#### EXERCISE INSTRUCTIONS
Check every line of the material below for "JSON". Give the number of lines that have it, and only that.

━━━ MATERIAL ━━━

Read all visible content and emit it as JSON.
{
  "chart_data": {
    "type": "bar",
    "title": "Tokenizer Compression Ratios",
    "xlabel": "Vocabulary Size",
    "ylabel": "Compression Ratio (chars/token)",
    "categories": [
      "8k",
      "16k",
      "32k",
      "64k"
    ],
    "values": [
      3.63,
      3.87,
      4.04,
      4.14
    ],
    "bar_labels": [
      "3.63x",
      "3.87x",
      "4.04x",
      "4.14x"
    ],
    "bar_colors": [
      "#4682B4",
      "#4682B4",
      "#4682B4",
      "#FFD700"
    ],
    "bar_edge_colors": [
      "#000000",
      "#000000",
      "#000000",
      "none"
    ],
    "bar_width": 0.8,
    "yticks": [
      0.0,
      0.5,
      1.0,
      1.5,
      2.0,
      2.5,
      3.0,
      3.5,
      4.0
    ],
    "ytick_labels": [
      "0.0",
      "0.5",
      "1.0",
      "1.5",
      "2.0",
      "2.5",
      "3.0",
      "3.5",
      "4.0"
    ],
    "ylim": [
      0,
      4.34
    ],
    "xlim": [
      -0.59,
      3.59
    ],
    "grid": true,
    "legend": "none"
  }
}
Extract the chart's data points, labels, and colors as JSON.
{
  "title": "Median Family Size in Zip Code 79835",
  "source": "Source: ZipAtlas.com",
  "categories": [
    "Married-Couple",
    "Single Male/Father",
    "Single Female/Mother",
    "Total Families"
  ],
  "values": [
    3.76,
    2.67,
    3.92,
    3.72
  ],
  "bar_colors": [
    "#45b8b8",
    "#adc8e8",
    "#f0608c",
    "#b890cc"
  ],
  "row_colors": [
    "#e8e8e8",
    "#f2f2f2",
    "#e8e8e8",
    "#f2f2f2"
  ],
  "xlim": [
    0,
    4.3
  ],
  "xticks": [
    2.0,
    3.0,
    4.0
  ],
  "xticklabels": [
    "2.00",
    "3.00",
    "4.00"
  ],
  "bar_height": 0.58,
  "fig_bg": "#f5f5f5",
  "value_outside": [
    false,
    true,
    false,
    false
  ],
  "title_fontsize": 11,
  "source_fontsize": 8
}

━━━

#### RESULT OF THE TASK
2